Your goal:
Where a line contains the word "this", copy that line.
###
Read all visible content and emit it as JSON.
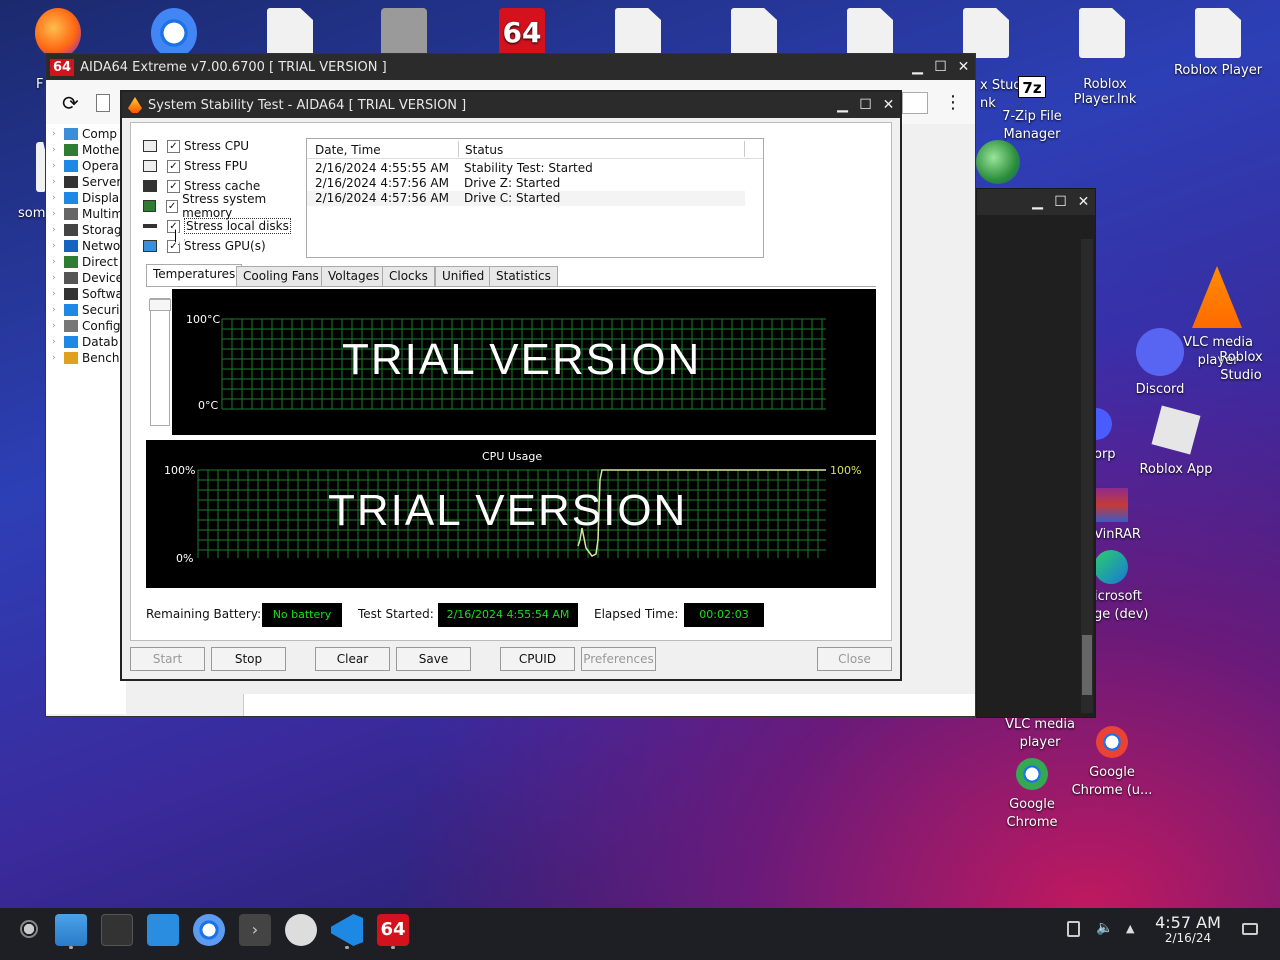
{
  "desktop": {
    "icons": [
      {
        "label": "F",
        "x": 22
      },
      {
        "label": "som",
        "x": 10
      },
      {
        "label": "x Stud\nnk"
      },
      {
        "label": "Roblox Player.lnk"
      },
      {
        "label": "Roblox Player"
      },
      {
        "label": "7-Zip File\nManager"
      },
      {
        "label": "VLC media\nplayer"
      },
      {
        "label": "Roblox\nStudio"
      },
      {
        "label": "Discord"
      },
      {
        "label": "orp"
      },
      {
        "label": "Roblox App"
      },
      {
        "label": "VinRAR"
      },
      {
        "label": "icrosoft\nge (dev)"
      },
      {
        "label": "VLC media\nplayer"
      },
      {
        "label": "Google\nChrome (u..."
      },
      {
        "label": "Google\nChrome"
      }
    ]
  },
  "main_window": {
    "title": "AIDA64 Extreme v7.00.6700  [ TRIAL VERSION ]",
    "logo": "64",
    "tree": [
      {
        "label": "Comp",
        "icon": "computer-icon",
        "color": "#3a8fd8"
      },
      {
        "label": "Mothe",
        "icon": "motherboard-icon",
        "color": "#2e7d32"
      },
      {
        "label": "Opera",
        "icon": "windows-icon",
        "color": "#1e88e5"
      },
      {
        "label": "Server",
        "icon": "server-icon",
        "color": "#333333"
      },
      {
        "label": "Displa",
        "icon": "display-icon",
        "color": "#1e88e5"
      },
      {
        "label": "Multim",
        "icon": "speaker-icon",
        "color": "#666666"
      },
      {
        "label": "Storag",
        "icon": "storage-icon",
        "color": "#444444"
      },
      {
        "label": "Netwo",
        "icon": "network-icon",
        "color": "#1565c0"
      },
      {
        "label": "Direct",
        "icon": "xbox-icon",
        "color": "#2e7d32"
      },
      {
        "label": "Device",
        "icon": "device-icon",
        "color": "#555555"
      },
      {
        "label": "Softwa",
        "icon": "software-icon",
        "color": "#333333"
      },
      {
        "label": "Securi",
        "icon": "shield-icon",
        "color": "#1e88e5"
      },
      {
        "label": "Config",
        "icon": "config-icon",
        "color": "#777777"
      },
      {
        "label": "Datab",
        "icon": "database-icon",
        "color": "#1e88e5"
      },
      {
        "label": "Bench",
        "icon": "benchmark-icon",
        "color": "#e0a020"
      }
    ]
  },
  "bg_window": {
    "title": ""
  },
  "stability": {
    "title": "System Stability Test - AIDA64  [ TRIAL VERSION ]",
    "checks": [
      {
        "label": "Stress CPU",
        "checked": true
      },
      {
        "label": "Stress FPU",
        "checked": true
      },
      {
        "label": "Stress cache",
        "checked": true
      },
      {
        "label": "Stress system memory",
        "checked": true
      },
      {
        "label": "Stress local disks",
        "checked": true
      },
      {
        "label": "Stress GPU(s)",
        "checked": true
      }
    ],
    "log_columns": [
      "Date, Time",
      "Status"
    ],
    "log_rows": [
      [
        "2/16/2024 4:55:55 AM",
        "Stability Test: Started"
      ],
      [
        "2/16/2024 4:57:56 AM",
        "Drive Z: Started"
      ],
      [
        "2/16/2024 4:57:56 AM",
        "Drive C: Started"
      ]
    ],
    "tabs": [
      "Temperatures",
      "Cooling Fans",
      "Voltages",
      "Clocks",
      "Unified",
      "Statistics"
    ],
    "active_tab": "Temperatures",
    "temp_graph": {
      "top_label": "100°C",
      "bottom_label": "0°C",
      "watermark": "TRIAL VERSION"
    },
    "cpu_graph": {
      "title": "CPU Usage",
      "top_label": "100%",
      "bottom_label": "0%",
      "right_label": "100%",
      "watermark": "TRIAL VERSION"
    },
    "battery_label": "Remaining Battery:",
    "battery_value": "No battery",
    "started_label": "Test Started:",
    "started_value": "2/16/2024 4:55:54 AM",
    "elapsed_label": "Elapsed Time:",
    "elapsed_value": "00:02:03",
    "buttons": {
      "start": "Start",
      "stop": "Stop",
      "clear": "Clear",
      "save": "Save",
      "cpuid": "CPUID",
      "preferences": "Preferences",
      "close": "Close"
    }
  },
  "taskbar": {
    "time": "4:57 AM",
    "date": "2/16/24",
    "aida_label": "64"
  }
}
###
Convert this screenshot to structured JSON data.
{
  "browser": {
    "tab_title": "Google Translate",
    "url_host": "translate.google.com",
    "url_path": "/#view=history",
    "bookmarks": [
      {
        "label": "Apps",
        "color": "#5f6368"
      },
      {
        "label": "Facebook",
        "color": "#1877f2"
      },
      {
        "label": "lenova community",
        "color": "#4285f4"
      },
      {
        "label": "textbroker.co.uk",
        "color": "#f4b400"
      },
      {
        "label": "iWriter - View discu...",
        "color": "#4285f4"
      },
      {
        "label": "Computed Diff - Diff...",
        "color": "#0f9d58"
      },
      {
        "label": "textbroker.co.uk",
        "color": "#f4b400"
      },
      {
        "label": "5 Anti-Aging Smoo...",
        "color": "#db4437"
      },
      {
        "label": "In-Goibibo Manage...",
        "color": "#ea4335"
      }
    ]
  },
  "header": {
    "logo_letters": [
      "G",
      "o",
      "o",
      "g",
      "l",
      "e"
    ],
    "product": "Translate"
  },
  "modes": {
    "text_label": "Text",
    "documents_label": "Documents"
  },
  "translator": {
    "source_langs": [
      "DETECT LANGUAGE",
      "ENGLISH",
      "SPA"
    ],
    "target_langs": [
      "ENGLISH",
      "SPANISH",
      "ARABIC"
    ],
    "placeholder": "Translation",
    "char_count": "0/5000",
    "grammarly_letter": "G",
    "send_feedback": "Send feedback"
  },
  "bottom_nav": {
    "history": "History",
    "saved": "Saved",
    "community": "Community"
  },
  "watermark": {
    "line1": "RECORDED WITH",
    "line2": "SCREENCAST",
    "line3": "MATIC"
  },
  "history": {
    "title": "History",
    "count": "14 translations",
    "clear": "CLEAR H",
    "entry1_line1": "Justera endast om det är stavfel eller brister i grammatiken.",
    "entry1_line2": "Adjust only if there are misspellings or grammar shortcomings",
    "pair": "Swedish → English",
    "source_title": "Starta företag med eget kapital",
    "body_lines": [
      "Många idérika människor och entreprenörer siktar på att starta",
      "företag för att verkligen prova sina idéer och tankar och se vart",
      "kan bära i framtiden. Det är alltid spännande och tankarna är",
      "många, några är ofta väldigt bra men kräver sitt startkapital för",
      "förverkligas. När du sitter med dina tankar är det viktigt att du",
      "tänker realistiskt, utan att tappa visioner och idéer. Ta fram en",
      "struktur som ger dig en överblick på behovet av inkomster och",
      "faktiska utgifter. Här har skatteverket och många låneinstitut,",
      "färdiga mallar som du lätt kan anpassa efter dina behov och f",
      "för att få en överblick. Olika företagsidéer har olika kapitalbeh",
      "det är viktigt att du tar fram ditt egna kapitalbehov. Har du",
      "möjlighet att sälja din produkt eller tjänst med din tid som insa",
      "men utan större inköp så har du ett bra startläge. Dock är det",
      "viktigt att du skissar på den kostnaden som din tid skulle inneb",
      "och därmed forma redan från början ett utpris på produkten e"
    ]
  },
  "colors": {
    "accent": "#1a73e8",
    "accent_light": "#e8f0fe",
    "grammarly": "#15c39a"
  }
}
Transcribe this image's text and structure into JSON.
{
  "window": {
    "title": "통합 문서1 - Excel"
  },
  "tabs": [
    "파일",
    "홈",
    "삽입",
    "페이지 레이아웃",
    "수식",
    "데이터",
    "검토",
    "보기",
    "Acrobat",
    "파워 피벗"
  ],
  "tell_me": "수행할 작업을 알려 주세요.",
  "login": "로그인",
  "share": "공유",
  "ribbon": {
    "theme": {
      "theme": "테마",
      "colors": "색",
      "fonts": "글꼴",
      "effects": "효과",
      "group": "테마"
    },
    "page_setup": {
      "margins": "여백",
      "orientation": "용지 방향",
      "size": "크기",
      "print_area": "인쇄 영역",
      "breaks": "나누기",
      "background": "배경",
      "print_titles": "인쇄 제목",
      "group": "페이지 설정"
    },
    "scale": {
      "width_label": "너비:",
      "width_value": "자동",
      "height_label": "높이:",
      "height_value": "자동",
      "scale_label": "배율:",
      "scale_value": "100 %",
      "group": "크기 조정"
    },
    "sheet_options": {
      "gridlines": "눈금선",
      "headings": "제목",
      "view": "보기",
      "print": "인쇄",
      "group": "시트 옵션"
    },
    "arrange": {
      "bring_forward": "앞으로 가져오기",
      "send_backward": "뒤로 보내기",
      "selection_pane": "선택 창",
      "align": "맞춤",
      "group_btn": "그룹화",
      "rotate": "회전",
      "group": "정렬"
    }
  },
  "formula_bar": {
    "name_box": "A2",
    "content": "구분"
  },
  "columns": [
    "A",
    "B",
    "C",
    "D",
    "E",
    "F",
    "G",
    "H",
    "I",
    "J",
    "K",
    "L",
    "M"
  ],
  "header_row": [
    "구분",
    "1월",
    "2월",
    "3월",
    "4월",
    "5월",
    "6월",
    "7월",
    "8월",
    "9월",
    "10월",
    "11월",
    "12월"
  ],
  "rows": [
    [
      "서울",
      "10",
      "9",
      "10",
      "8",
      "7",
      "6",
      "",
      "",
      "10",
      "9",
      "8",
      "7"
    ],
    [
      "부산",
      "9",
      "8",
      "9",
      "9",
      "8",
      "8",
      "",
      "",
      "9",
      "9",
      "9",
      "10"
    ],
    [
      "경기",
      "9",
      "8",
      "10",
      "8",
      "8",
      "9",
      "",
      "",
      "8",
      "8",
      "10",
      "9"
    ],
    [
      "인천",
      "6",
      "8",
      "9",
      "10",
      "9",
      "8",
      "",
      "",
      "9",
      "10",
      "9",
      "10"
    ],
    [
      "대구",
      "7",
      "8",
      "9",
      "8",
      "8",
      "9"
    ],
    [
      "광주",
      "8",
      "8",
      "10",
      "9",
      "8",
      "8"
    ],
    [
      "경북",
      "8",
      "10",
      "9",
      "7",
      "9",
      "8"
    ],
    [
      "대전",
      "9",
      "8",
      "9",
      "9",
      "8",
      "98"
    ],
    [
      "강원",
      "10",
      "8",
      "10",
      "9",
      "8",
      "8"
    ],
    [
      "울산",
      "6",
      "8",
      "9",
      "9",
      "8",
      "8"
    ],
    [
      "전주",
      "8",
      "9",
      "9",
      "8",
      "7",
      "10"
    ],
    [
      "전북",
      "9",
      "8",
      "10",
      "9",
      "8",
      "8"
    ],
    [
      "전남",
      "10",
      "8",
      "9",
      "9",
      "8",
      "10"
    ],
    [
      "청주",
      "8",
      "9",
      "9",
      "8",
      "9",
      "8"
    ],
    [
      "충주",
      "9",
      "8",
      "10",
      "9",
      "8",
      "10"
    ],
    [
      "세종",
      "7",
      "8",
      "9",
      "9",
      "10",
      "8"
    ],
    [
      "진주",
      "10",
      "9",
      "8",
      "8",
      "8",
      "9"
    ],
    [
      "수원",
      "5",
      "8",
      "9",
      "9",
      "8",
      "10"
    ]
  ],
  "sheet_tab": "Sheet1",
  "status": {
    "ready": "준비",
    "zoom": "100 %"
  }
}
###
Exercise solution:
Convert this screenshot to structured JSON data.
Transcribe this image's text and structure into JSON.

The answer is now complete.